• RECORDS FOR THIS TASK:

####################

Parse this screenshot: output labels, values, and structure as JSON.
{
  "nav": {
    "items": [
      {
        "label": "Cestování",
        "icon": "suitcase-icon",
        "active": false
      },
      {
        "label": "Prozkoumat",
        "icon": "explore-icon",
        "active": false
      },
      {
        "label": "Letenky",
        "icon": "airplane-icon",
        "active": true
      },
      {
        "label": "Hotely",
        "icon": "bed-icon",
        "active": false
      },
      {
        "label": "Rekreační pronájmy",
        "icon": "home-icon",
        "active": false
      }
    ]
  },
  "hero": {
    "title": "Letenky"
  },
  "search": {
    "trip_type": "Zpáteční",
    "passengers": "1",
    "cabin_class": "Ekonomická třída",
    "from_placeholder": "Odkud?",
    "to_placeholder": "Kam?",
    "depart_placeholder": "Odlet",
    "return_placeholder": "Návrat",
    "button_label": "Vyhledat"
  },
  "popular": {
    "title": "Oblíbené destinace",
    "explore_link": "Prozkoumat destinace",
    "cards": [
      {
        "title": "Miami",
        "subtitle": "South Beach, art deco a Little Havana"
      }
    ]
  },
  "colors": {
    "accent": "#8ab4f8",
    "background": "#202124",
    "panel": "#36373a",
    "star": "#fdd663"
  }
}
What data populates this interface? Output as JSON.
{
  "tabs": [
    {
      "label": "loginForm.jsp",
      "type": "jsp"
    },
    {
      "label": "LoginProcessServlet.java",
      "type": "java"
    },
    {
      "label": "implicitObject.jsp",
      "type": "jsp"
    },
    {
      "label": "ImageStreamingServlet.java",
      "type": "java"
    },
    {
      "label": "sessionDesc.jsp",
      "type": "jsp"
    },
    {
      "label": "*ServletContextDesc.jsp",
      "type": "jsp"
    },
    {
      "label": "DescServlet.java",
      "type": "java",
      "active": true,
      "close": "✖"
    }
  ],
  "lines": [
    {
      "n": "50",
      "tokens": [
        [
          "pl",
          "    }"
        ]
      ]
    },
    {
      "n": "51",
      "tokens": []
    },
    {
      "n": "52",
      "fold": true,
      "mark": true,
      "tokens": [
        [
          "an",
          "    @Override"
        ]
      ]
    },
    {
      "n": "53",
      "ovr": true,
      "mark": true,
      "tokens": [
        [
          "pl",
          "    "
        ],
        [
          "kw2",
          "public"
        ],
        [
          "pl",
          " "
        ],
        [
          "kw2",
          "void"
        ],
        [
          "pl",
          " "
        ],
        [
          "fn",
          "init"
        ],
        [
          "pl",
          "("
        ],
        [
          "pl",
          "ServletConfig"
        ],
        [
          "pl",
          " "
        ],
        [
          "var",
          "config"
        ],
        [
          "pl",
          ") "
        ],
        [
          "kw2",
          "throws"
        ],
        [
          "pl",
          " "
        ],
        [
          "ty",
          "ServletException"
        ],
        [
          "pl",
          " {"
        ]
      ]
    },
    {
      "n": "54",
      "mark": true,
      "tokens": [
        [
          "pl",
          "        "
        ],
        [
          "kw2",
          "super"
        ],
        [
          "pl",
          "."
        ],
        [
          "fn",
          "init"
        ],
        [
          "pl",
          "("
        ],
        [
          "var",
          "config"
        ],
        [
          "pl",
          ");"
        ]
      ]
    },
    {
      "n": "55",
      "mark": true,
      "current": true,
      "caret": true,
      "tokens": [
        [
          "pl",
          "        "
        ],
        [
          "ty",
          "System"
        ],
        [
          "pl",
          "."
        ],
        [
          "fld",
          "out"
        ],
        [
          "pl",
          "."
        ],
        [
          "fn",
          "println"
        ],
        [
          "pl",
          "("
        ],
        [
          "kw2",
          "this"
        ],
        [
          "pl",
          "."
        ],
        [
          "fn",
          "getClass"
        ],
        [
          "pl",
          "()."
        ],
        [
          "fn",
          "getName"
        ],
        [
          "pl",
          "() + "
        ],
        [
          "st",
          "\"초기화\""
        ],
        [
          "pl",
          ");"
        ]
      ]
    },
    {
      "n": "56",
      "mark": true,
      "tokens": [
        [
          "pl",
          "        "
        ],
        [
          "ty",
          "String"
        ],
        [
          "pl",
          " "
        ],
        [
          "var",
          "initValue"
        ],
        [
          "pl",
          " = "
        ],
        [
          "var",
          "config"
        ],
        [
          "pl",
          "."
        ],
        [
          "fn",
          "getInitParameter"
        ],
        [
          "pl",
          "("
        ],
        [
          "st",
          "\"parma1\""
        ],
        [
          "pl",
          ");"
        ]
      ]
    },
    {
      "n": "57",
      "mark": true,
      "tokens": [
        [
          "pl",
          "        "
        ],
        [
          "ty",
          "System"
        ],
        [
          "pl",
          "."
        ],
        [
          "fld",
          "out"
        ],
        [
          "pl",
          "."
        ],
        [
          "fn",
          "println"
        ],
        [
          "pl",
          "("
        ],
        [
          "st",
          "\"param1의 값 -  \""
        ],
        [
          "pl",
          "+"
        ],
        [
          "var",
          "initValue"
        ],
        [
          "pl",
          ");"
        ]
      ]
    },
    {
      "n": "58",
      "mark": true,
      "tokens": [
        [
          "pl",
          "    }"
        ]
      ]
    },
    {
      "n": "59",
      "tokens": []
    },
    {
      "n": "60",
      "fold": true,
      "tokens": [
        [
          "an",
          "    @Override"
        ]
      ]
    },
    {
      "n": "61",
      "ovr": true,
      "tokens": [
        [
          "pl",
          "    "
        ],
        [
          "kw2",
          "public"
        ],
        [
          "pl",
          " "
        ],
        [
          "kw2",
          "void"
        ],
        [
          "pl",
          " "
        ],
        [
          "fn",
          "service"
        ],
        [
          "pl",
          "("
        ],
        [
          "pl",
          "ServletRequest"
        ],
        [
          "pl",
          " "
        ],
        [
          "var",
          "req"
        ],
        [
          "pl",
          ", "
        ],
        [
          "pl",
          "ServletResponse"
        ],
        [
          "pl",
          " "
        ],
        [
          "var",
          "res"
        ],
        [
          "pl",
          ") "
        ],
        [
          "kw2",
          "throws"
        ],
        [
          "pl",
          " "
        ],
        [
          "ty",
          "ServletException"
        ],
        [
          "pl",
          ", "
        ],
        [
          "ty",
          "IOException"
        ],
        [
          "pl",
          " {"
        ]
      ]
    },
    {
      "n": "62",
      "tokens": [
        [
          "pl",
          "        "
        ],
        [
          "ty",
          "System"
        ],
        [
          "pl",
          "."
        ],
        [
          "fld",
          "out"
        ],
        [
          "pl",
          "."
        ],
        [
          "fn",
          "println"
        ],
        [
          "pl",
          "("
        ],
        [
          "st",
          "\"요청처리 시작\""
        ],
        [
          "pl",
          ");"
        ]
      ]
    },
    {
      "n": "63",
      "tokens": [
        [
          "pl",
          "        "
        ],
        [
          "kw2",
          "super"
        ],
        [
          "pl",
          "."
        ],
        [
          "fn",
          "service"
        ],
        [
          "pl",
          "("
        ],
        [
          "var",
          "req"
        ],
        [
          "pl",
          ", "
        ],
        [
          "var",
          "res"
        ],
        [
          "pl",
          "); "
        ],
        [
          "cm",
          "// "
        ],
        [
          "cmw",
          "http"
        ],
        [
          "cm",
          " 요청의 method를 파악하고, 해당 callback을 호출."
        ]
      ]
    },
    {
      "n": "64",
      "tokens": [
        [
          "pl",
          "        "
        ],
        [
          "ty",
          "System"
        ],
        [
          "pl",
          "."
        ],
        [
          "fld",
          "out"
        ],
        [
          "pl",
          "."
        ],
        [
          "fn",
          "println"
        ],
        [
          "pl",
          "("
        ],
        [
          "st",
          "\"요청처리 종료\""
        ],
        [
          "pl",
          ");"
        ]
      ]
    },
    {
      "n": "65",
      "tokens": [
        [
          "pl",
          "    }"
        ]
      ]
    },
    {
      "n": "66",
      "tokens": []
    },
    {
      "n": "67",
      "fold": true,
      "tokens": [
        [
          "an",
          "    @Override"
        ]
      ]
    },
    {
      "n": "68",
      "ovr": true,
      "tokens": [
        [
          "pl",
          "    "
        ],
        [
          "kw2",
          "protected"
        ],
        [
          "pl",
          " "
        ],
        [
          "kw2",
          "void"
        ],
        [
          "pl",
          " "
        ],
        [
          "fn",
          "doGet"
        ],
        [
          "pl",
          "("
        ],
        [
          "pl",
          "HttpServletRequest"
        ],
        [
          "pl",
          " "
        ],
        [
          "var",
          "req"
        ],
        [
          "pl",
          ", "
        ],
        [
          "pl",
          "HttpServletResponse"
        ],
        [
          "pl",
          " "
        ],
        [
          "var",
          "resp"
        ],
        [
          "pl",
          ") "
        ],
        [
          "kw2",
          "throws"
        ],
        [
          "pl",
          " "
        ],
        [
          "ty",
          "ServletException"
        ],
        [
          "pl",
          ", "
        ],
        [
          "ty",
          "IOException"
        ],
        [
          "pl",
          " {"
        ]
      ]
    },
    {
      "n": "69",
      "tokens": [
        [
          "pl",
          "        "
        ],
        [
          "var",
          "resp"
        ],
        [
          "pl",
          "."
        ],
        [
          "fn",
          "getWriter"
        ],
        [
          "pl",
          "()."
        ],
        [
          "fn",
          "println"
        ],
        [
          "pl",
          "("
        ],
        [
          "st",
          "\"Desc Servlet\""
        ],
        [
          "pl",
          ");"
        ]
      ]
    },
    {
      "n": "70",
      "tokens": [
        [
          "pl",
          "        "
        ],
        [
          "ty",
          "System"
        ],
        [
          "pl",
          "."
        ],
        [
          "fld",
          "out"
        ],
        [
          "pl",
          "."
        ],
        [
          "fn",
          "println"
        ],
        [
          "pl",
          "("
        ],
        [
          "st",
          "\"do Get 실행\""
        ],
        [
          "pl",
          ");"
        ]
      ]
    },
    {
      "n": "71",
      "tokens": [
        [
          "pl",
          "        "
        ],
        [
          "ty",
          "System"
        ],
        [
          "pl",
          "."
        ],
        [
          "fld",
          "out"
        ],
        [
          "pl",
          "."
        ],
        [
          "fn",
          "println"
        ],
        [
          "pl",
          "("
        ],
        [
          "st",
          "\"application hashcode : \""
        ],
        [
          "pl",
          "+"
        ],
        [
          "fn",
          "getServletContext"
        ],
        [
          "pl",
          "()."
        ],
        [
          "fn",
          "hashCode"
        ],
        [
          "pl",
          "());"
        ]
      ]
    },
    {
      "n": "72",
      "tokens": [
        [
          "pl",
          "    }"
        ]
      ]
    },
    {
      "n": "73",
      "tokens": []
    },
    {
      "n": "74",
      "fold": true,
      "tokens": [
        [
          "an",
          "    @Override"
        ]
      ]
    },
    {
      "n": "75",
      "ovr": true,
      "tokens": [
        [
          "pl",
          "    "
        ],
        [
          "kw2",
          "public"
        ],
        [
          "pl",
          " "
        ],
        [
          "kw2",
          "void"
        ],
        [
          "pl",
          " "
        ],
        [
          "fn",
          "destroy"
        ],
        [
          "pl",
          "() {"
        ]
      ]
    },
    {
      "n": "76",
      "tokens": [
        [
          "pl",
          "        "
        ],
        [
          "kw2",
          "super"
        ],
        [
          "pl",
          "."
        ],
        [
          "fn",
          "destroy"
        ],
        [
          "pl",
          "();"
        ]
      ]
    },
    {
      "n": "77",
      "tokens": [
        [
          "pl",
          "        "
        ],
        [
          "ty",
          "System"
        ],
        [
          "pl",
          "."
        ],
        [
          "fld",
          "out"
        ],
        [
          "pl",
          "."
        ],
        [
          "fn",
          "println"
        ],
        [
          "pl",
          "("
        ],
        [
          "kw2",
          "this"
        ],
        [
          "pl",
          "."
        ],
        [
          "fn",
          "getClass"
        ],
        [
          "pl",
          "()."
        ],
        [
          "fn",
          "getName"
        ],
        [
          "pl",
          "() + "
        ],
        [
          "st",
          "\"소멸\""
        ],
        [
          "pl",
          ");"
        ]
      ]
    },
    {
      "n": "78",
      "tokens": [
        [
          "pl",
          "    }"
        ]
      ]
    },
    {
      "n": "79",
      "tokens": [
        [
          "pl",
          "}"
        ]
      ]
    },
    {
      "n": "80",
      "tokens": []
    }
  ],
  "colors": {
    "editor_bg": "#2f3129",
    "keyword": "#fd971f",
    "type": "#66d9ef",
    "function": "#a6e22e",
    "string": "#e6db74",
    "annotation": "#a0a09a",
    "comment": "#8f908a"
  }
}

####################

• DIRECTIONS: Copy every line from the records above that contains the word "icon".

• PROBLEM SOLUTION:
        "icon": "suitcase-icon",
        "icon": "explore-icon",
        "icon": "airplane-icon",
        "icon": "bed-icon",
        "icon": "home-icon",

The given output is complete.